[Dataset excerpts]
* * * * *
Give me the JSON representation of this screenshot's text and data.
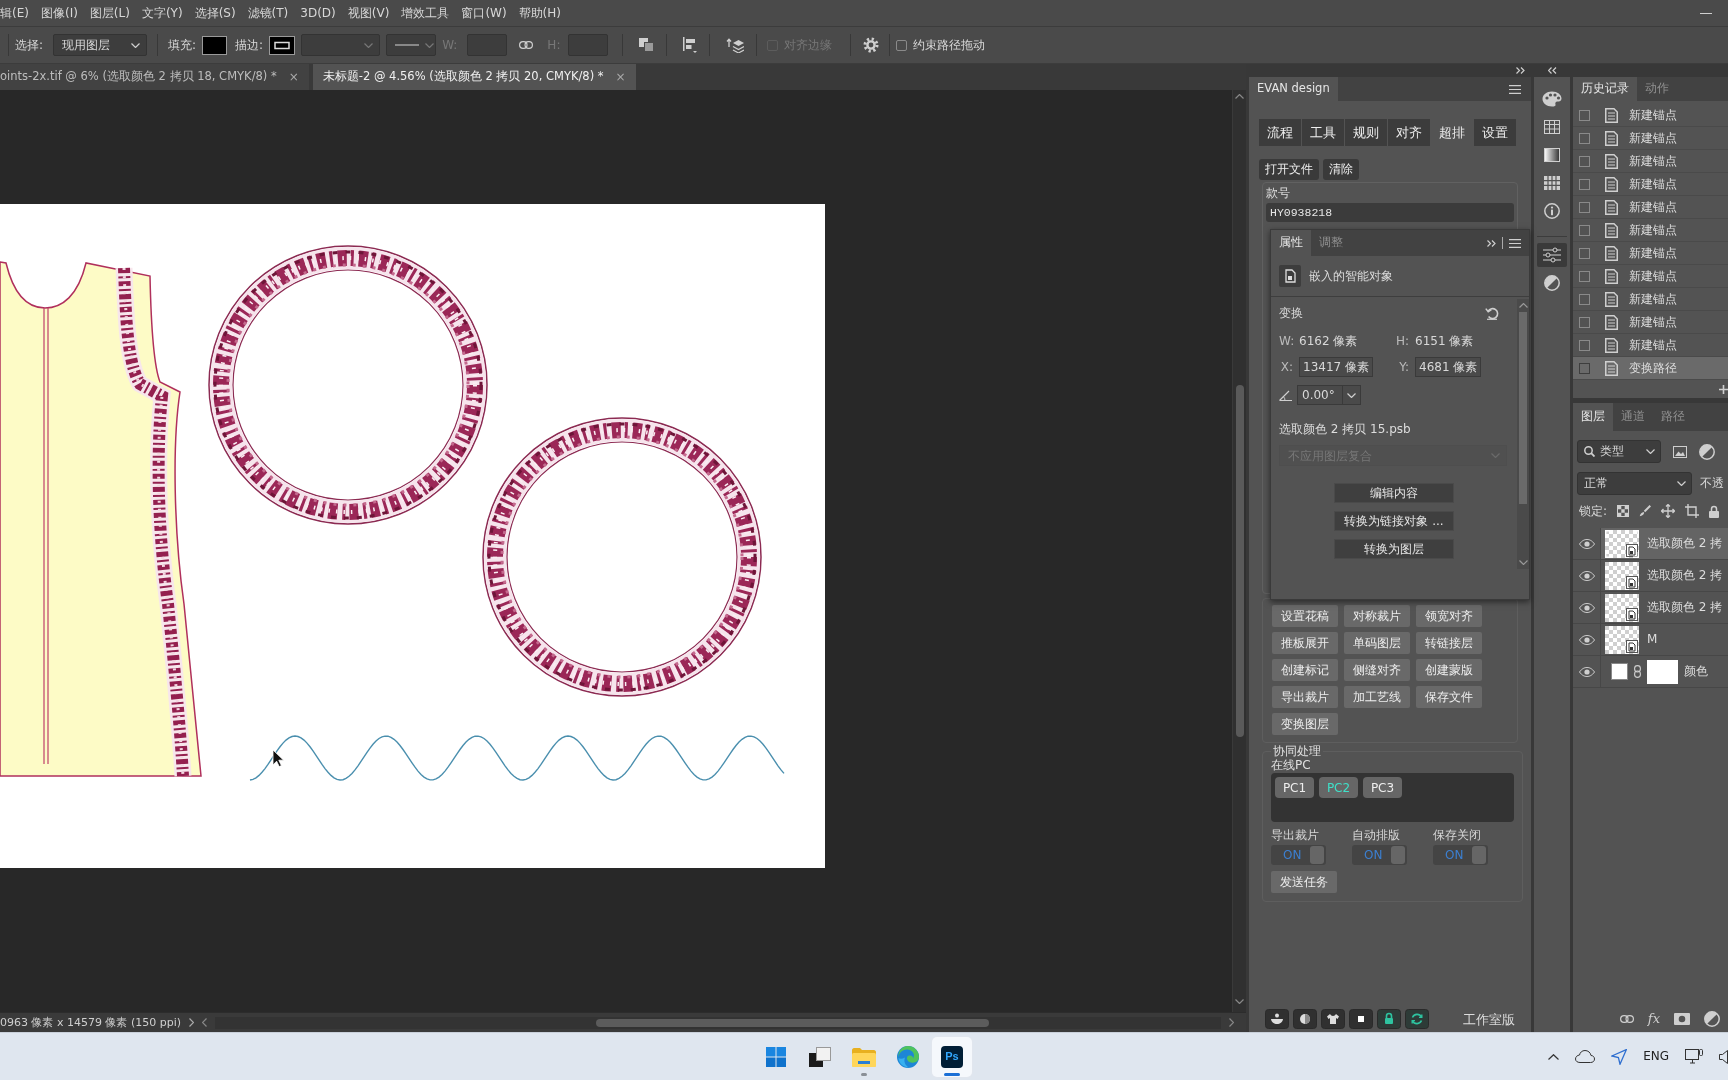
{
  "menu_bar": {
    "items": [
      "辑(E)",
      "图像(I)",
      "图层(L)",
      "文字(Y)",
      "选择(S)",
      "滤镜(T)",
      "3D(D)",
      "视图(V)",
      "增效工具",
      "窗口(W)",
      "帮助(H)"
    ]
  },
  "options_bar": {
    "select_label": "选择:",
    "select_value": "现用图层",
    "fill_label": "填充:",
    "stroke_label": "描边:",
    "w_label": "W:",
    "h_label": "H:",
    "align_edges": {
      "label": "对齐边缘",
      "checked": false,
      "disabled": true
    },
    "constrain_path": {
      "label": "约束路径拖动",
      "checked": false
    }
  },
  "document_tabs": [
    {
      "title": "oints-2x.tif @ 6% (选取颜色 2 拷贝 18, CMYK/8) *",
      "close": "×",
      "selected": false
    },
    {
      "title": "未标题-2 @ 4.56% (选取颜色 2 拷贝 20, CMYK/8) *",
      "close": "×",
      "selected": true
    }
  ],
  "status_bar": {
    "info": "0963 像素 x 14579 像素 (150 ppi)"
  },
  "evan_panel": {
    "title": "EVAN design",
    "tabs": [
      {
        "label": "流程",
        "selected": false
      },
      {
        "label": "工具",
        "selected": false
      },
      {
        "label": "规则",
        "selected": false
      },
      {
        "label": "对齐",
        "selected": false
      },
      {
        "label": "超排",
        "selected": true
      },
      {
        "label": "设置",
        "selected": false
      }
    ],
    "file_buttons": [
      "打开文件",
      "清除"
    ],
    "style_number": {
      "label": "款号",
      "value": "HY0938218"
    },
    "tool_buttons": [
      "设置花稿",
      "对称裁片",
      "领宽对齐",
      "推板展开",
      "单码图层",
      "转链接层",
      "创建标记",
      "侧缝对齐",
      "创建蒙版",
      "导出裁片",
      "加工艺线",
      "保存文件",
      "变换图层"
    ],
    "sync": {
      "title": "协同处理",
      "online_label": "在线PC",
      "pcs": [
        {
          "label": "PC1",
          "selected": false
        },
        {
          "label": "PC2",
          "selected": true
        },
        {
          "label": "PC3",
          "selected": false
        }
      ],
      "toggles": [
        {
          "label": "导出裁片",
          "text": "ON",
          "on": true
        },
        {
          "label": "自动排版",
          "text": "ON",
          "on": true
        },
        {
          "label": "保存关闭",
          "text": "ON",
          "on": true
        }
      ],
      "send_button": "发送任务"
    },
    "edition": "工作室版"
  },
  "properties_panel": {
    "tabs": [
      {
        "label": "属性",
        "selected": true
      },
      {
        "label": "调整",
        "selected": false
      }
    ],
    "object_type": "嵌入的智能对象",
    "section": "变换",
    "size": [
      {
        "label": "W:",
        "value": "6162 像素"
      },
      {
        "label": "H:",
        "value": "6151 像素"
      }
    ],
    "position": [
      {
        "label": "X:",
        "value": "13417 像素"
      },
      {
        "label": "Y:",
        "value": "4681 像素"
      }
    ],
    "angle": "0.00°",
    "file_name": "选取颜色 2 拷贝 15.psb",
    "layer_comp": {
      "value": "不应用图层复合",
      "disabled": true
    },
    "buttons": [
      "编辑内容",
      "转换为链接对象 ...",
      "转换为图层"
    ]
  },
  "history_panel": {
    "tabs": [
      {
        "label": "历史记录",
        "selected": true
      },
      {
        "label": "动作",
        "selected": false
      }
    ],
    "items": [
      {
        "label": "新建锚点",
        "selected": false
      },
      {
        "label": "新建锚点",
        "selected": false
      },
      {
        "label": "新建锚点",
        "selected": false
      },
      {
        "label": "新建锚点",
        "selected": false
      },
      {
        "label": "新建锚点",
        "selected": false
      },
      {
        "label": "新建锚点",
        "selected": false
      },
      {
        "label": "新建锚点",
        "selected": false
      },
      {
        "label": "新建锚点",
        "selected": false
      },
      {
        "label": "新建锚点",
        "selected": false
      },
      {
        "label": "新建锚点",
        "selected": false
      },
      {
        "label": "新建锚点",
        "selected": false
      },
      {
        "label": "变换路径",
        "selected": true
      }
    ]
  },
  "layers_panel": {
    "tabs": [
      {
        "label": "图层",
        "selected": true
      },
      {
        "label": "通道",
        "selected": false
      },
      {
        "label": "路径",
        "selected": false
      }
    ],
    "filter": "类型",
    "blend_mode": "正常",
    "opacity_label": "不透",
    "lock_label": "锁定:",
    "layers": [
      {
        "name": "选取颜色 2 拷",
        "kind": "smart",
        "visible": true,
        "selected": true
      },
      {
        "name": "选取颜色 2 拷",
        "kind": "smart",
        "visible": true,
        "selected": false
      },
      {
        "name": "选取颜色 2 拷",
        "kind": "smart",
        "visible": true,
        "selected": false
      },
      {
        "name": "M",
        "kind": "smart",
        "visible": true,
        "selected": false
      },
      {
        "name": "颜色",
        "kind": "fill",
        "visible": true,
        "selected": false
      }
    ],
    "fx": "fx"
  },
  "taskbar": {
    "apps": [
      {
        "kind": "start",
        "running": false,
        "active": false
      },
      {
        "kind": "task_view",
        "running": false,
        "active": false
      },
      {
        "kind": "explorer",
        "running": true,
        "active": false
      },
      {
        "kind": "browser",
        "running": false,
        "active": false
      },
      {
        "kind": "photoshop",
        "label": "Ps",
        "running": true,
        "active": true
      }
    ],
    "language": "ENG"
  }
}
* * * * *
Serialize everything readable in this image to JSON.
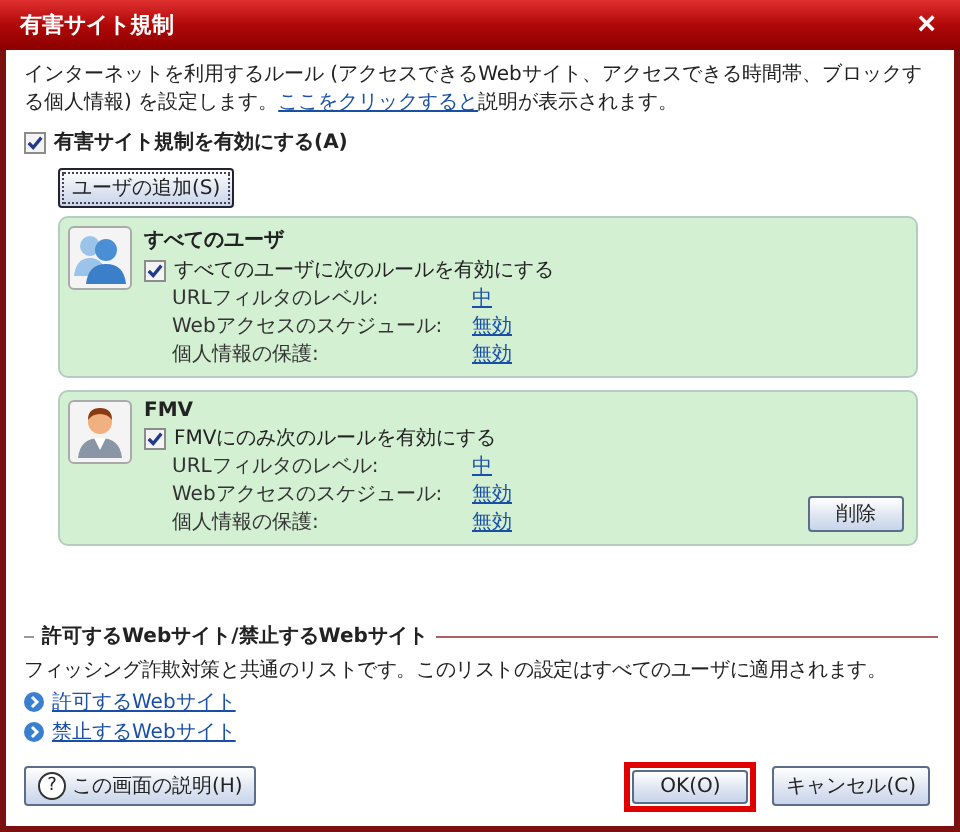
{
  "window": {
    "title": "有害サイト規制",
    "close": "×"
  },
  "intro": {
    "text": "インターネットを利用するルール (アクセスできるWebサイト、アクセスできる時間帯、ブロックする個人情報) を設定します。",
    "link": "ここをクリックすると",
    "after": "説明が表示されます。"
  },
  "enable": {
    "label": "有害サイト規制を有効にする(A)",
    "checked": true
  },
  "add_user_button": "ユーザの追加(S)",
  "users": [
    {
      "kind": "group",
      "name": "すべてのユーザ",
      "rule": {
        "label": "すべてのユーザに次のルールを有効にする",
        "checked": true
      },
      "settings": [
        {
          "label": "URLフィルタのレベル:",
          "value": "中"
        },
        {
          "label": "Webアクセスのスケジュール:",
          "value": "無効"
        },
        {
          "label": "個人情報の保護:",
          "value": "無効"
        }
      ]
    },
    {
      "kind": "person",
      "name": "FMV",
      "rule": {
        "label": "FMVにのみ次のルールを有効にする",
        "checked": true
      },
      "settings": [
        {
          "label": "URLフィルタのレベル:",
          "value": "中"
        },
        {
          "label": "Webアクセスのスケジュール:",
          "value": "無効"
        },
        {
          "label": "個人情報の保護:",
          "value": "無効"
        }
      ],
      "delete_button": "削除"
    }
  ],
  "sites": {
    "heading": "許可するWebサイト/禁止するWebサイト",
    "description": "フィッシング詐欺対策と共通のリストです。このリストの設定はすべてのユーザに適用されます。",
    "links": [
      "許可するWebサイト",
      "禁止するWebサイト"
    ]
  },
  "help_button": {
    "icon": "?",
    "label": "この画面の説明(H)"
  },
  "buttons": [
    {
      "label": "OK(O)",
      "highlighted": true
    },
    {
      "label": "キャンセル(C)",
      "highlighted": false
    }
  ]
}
* * * * *
Written request: Check each line of the material above for "JSON" and say how many lines contain it, giving the number alone.

Answer: 2